#### Task 1:
Using the Caldenott article below, decide whether each statement agrees with it. Answer yes or no, and quote the words that settle it.
(a) Ryōji Arai won the Astrid Lindgren Memorial Award in 2005.
(b) The New York Times released its Best Illustrated List this year.
(c) In Garden Jungle, Tom's dog turns into a leopard.
#### Task 2:
Answer these questions from the Caldenott article below:
(a) Who translated Every Color of Light?
(b) Since what year has Ryōji Arai been working as an artist?
(c) In Garden Jungle, what leads Tom deeper into his imagination?

#### Source:
-----

Who knew that the New York Times Best Illustrated List would leave such a gap when it decided not to release a list this year? It’s annual accounting is one of the few places a person might find international illustrators lauded publicly here in the United States. Because the American Library Association has yet to update the rules concerning the art of people who are born and/or live in other countries and whether or not they can win our Caldecott Medal, we must often rely on alternate awards like those given out by the Society of Illustrators or the Boston Globe-Horn Book Awards, etc. In some places there are even “Caldenott” mock awards created for fun. What books, created by people ineligible for the Caldecott Awards, might otherwise win? Today I bring together some of my favorite books that fall into this category. And please be sure to also check out the Calling Caldecott blog’s list of 2020 Caldenotts as well.

2020 Caldenott Titles

Every Color of Light by Hiroshi Osada, ill. Ryōji Arai, translated by David Boyd

What is the purpose of the bedtime book? To lull the children to sleep is part of it, certainly, but what are you putting into those small brains in the process? On occasion, it might behoove us all to read to our children books that seep into minds. The evocative is not wasted on the young, no matter how often they yawn. To give yourself a sense of what I’m talking about, I recommend that you seek out this hypnotic Japanese import. Artist Ryōji Arai pretty much entranced me by the first page. Osada writes a simple, “Look, it’s raining” and on the bottom third of the page is a pond, surrounded by greenery, the thinnest of yellow pencil lines indicating the falling droplets. Arai has been in this game since 1990, by the way. In fact, in 2005 he won the Astrid Lindgren Memorial Award. I’m just grateful we get a chance to see his work now. Taking his cues from Osada, he is perfectly capable of bringing sentences like, “Wetter and wetter, the blues darken. So do the greens,” to life. I shiver deliciously every time I read this book (can you tell I like it when I’m cozy inside and outside it’s raining?). After the storm passes the world revives, but the night has fallen. One could get so wrapped up in Arai’s exquisite writing that they miss Osada’s own gifts. With the aid of the talented David Boyd, the end of the book translates to a beautiful, “We’re all falling falling sound soundly asleep asleep . . .” I aspire to someday write a single sentence as succinct and perfect as this.

Garden Jungle by Hélène Druvert

I wonder. In the event that any American artist within the last decade did seriously commit to a book filled, as this one is, with the world’s most delicate and intricate paper cuttings, would it have a chance at the Caldecott? I suppose it would depend upon the quality of the writing and the storyline. Druvert, to her credit, does have a scarecrow of a plot on hand, for those who need such things. Young Tom is terribly bored, so when his mom tells him to play outdoors he doesn’t harbor much hope. Yet upon further inspection his yard becomes a jungle, his kitty a leopard, and a butterfly leads him deeper and deeper into his imagination. Druvert layers the images here, so that you truly feel that you too are pushing deeper into the trees and vegetation as you go. I also cannot stress enough the intricacy of the papercuts here. From the most delicate of fronds to the spaces between the leaves where light peeps in, this book feels like something ancient and precious all at once. And woe betide the child that is the first to rip it.

-----

#### Data shown:
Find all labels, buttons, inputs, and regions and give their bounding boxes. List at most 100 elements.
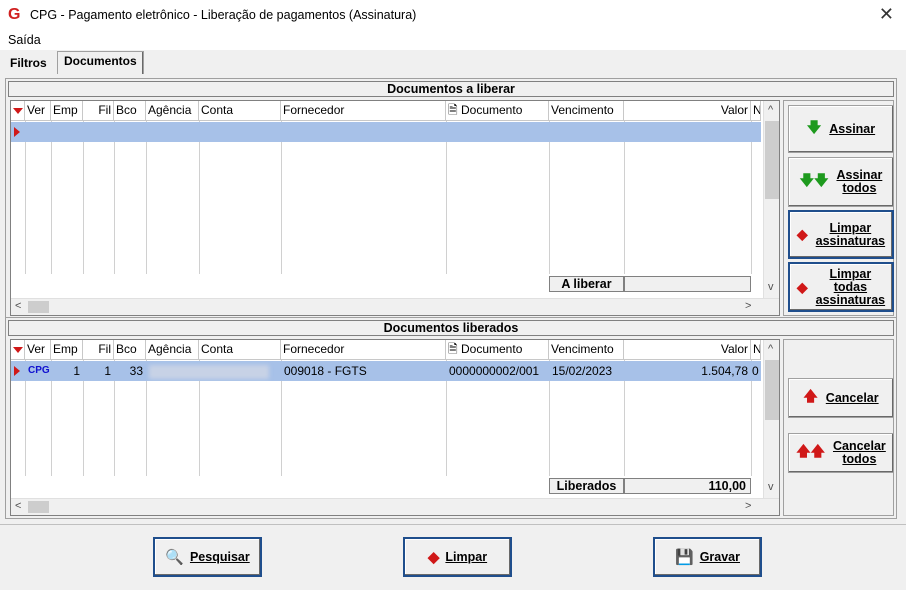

-----

#### Final result 1:
(a) Yes: "in 2005 he won the Astrid Lindgren Memorial Award."
(b) No: "when it decided not to release a list this year"
(c) No: "his kitty a leopard"

#### Final result 2:
(a) David Boyd
(b) 1990
(c) A butterfly